(Records)
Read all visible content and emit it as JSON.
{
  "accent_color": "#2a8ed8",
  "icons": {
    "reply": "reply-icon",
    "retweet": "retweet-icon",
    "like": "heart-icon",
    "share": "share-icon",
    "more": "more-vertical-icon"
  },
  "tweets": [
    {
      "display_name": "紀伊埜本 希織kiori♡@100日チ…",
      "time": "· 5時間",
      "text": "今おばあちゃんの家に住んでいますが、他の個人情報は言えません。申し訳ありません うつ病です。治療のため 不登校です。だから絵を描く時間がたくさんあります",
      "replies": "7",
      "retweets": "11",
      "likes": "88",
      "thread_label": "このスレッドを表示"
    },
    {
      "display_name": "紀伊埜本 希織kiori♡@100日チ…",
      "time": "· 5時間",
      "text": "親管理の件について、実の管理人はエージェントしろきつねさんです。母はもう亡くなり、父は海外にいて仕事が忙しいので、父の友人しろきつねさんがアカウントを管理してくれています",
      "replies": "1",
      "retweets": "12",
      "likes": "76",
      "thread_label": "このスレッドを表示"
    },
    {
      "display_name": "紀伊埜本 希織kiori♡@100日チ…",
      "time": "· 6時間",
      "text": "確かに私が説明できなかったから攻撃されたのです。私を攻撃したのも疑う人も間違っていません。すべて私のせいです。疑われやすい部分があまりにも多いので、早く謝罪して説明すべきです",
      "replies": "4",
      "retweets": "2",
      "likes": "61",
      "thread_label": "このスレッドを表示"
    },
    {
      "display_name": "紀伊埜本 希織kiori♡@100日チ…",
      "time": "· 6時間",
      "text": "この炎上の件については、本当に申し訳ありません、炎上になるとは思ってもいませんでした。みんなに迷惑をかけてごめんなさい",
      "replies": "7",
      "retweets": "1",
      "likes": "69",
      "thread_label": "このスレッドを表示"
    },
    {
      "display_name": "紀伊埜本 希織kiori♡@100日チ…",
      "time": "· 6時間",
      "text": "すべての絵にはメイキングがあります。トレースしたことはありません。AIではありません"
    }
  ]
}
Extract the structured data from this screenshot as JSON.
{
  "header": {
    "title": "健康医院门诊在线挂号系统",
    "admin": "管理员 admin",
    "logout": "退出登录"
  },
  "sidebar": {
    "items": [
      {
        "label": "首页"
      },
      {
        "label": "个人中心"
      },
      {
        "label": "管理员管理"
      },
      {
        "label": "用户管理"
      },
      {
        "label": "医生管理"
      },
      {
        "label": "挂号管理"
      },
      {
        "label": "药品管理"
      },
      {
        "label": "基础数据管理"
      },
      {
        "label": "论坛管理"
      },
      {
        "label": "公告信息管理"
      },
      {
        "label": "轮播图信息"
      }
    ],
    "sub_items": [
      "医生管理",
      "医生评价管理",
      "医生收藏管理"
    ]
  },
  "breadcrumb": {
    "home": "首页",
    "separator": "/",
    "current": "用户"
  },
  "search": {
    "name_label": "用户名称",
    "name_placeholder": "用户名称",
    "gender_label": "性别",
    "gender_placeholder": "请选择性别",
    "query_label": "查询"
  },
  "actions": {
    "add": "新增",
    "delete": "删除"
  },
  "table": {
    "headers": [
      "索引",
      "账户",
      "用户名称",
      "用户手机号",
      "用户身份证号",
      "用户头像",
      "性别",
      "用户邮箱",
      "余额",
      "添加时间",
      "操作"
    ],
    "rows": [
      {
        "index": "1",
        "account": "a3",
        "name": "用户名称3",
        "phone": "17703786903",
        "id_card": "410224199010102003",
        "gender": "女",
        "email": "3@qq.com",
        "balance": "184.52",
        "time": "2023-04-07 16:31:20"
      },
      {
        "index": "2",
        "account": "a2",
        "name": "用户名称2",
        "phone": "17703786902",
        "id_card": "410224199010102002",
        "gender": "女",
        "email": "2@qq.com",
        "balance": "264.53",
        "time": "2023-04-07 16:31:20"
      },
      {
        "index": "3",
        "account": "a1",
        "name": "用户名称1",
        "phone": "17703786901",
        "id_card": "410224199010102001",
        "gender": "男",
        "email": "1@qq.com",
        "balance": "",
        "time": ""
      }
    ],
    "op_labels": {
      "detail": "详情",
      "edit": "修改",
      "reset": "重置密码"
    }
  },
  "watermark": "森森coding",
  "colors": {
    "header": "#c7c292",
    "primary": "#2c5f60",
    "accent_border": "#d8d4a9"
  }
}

■ **Job**:
Filter the entries and copy out every line with the word "phone".

■ **Written answer**:
        "phone": "17703786903",
        "phone": "17703786902",
        "phone": "17703786901",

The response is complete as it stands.